* Listed records:

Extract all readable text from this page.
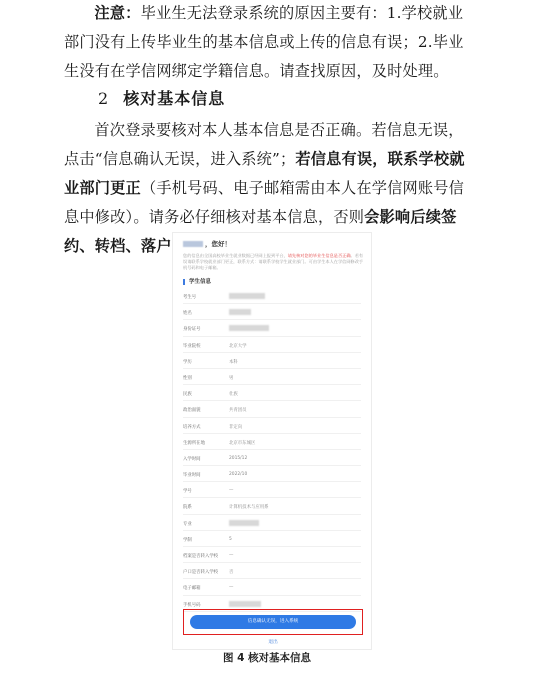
注意：毕业生无法登录系统的原因主要有：1.学校就业部门没有上传毕业生的基本信息或上传的信息有误；2.毕业生没有在学信网绑定学籍信息。请查找原因，及时处理。
2 核对基本信息
首次登录要核对本人基本信息是否正确。若信息无误，点击“信息确认无误，进入系统”；若信息有误，联系学校就业部门更正（手机号码、电子邮箱需由本人在学信网账号信息中修改）。请务必仔细核对基本信息，否则会影响后续签约、转档、落户	，您好！
您的信息由全国高校毕业生就业数据已经网上报到平台，请先核对您的毕业生信息是否正确。若有误请联系学校就业部门更正，联系方式：请联系学校学生就业部门。可由学生本人在学信网修改手机号码和电子邮箱。
学生信息
考生号
姓名
身份证号
毕业院校	北京大学
学历	本科
性别	男
民族	壮族
政治面貌	共青团员
培养方式	非定向
生源所在地	北京市东城区
入学时间	2015/12
毕业时间	2022/10
学号	—
院系	计算机技术与应用系
专业
学制	5
档案是否转入学校 —
户口是否转入学校 否
电子邮箱	—
手机号码
信息确认无误，进入系统
退出
图 4 核对基本信息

* The problem:
Transcribe every entry above exactly. Omit all pictures.

* Written solution:
Extract all readable text from this page.
注意：毕业生无法登录系统的原因主要有：1.学校就业部门没有上传毕业生的基本信息或上传的信息有误；2.毕业生没有在学信网绑定学籍信息。请查找原因，及时处理。
2 核对基本信息
首次登录要核对本人基本信息是否正确。若信息无误，点击“信息确认无误，进入系统”；若信息有误，联系学校就业部门更正（手机号码、电子邮箱需由本人在学信网账号信息中修改）。请务必仔细核对基本信息，否则会影响后续签约、转档、落户	，您好！
您的信息由全国高校毕业生就业数据已经网上报到平台，请先核对您的毕业生信息是否正确。若有误请联系学校就业部门更正，联系方式：请联系学校学生就业部门。可由学生本人在学信网修改手机号码和电子邮箱。
学生信息
考生号
姓名
身份证号
毕业院校	北京大学
学历	本科
性别	男
民族	壮族
政治面貌	共青团员
培养方式	非定向
生源所在地	北京市东城区
入学时间	2015/12
毕业时间	2022/10
学号	—
院系	计算机技术与应用系
专业
学制	5
档案是否转入学校 —
户口是否转入学校 否
电子邮箱	—
手机号码
信息确认无误，进入系统
退出
图 4 核对基本信息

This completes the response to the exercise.